§ Short problem: Set each entry down verbatim, omitting images.

§ Data shown:
>>>

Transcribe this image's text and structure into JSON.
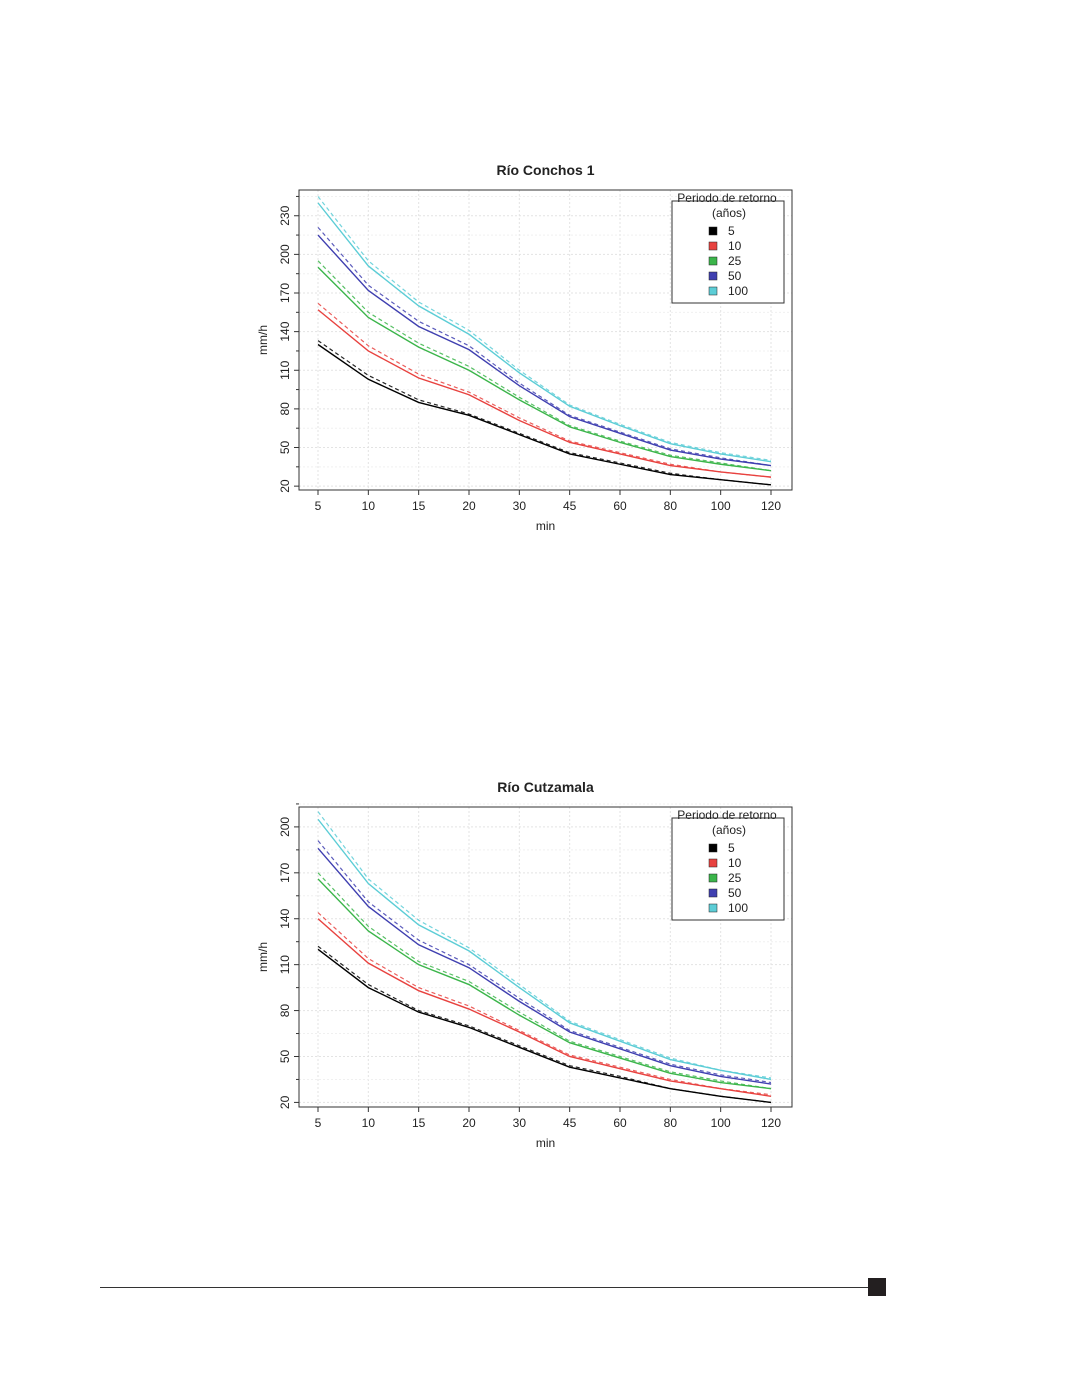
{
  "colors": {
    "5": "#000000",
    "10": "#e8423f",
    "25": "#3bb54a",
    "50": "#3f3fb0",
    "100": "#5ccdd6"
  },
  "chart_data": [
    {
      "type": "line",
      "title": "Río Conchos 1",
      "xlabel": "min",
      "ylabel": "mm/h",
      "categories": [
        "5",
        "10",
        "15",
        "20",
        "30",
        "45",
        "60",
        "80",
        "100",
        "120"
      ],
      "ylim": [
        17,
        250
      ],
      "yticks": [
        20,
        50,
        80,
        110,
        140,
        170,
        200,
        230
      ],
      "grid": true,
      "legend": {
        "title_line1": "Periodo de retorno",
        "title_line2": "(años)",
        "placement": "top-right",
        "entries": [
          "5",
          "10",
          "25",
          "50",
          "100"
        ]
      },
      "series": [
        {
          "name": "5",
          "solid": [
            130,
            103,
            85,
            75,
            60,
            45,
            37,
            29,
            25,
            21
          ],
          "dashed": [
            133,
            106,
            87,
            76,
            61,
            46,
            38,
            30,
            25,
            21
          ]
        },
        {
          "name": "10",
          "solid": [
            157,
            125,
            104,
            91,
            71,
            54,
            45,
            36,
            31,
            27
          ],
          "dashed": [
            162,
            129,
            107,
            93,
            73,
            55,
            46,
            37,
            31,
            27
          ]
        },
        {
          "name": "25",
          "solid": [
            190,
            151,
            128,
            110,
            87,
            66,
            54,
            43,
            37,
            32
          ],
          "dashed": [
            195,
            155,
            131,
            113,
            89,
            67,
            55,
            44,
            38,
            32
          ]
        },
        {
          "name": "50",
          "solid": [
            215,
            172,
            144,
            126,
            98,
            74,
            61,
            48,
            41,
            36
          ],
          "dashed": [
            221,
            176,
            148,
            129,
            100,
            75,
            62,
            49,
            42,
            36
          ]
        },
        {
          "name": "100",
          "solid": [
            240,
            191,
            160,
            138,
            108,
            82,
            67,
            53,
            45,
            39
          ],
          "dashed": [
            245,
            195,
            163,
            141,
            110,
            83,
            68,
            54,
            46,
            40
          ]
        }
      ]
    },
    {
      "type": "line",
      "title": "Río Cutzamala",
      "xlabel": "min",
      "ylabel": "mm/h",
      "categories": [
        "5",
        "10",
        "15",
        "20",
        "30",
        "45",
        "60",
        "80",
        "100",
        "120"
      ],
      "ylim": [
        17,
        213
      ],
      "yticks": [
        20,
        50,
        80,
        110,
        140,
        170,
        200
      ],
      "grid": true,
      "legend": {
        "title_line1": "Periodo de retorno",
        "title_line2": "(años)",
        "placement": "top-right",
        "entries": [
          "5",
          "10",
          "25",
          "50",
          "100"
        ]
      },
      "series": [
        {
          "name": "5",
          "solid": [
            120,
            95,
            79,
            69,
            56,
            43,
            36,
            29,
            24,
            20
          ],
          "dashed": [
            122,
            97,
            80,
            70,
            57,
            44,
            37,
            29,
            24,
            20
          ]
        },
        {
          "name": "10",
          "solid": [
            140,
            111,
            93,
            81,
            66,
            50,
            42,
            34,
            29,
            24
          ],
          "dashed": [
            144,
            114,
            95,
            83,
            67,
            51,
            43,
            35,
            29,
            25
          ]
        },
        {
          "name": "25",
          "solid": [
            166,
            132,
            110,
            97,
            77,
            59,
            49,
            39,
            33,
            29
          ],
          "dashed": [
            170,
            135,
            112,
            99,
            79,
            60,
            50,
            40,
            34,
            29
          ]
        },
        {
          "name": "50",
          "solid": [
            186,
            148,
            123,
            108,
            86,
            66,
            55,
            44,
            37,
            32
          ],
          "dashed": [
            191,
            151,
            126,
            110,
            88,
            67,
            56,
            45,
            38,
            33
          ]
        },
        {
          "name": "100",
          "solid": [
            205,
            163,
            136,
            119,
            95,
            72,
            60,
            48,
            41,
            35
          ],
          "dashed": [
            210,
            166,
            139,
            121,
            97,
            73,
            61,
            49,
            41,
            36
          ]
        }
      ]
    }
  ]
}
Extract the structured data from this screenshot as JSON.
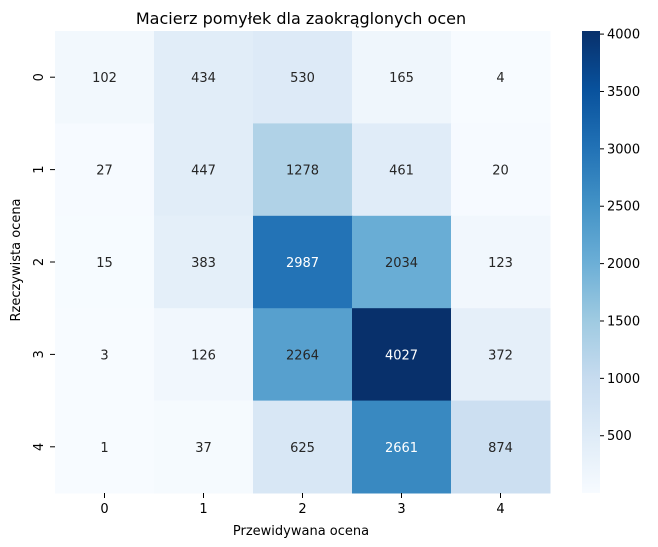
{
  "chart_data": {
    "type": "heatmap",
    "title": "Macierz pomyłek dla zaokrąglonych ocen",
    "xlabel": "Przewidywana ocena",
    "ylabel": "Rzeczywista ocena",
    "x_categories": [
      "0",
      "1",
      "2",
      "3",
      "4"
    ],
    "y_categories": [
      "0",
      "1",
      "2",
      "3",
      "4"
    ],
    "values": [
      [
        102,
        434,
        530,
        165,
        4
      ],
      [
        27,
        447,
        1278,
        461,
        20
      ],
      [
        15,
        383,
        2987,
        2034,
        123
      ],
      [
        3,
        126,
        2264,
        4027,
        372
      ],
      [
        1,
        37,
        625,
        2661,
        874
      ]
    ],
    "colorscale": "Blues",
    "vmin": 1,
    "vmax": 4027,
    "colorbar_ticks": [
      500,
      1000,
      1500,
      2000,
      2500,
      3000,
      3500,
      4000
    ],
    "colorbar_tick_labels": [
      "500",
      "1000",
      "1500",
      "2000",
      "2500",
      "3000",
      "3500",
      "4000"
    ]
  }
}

<<<

§ Complete output:
Transcribe this image's text and structure into JSON.
{
  "colors": {
    "5": "#000000",
    "10": "#e8423f",
    "25": "#3bb54a",
    "50": "#3f3fb0",
    "100": "#5ccdd6"
  },
  "chart_data": [
    {
      "type": "line",
      "title": "Río Conchos 1",
      "xlabel": "min",
      "ylabel": "mm/h",
      "categories": [
        "5",
        "10",
        "15",
        "20",
        "30",
        "45",
        "60",
        "80",
        "100",
        "120"
      ],
      "ylim": [
        17,
        250
      ],
      "yticks": [
        20,
        50,
        80,
        110,
        140,
        170,
        200,
        230
      ],
      "grid": true,
      "legend": {
        "title_line1": "Periodo de retorno",
        "title_line2": "(años)",
        "placement": "top-right",
        "entries": [
          "5",
          "10",
          "25",
          "50",
          "100"
        ]
      },
      "series": [
        {
          "name": "5",
          "solid": [
            130,
            103,
            85,
            75,
            60,
            45,
            37,
            29,
            25,
            21
          ],
          "dashed": [
            133,
            106,
            87,
            76,
            61,
            46,
            38,
            30,
            25,
            21
          ]
        },
        {
          "name": "10",
          "solid": [
            157,
            125,
            104,
            91,
            71,
            54,
            45,
            36,
            31,
            27
          ],
          "dashed": [
            162,
            129,
            107,
            93,
            73,
            55,
            46,
            37,
            31,
            27
          ]
        },
        {
          "name": "25",
          "solid": [
            190,
            151,
            128,
            110,
            87,
            66,
            54,
            43,
            37,
            32
          ],
          "dashed": [
            195,
            155,
            131,
            113,
            89,
            67,
            55,
            44,
            38,
            32
          ]
        },
        {
          "name": "50",
          "solid": [
            215,
            172,
            144,
            126,
            98,
            74,
            61,
            48,
            41,
            36
          ],
          "dashed": [
            221,
            176,
            148,
            129,
            100,
            75,
            62,
            49,
            42,
            36
          ]
        },
        {
          "name": "100",
          "solid": [
            240,
            191,
            160,
            138,
            108,
            82,
            67,
            53,
            45,
            39
          ],
          "dashed": [
            245,
            195,
            163,
            141,
            110,
            83,
            68,
            54,
            46,
            40
          ]
        }
      ]
    },
    {
      "type": "line",
      "title": "Río Cutzamala",
      "xlabel": "min",
      "ylabel": "mm/h",
      "categories": [
        "5",
        "10",
        "15",
        "20",
        "30",
        "45",
        "60",
        "80",
        "100",
        "120"
      ],
      "ylim": [
        17,
        213
      ],
      "yticks": [
        20,
        50,
        80,
        110,
        140,
        170,
        200
      ],
      "grid": true,
      "legend": {
        "title_line1": "Periodo de retorno",
        "title_line2": "(años)",
        "placement": "top-right",
        "entries": [
          "5",
          "10",
          "25",
          "50",
          "100"
        ]
      },
      "series": [
        {
          "name": "5",
          "solid": [
            120,
            95,
            79,
            69,
            56,
            43,
            36,
            29,
            24,
            20
          ],
          "dashed": [
            122,
            97,
            80,
            70,
            57,
            44,
            37,
            29,
            24,
            20
          ]
        },
        {
          "name": "10",
          "solid": [
            140,
            111,
            93,
            81,
            66,
            50,
            42,
            34,
            29,
            24
          ],
          "dashed": [
            144,
            114,
            95,
            83,
            67,
            51,
            43,
            35,
            29,
            25
          ]
        },
        {
          "name": "25",
          "solid": [
            166,
            132,
            110,
            97,
            77,
            59,
            49,
            39,
            33,
            29
          ],
          "dashed": [
            170,
            135,
            112,
            99,
            79,
            60,
            50,
            40,
            34,
            29
          ]
        },
        {
          "name": "50",
          "solid": [
            186,
            148,
            123,
            108,
            86,
            66,
            55,
            44,
            37,
            32
          ],
          "dashed": [
            191,
            151,
            126,
            110,
            88,
            67,
            56,
            45,
            38,
            33
          ]
        },
        {
          "name": "100",
          "solid": [
            205,
            163,
            136,
            119,
            95,
            72,
            60,
            48,
            41,
            35
          ],
          "dashed": [
            210,
            166,
            139,
            121,
            97,
            73,
            61,
            49,
            41,
            36
          ]
        }
      ]
    }
  ]
}
Extract the structured data from this screenshot as JSON.
{
  "chart_data": {
    "type": "heatmap",
    "title": "Macierz pomyłek dla zaokrąglonych ocen",
    "xlabel": "Przewidywana ocena",
    "ylabel": "Rzeczywista ocena",
    "x_categories": [
      "0",
      "1",
      "2",
      "3",
      "4"
    ],
    "y_categories": [
      "0",
      "1",
      "2",
      "3",
      "4"
    ],
    "values": [
      [
        102,
        434,
        530,
        165,
        4
      ],
      [
        27,
        447,
        1278,
        461,
        20
      ],
      [
        15,
        383,
        2987,
        2034,
        123
      ],
      [
        3,
        126,
        2264,
        4027,
        372
      ],
      [
        1,
        37,
        625,
        2661,
        874
      ]
    ],
    "colorscale": "Blues",
    "vmin": 1,
    "vmax": 4027,
    "colorbar_ticks": [
      500,
      1000,
      1500,
      2000,
      2500,
      3000,
      3500,
      4000
    ],
    "colorbar_tick_labels": [
      "500",
      "1000",
      "1500",
      "2000",
      "2500",
      "3000",
      "3500",
      "4000"
    ]
  }
}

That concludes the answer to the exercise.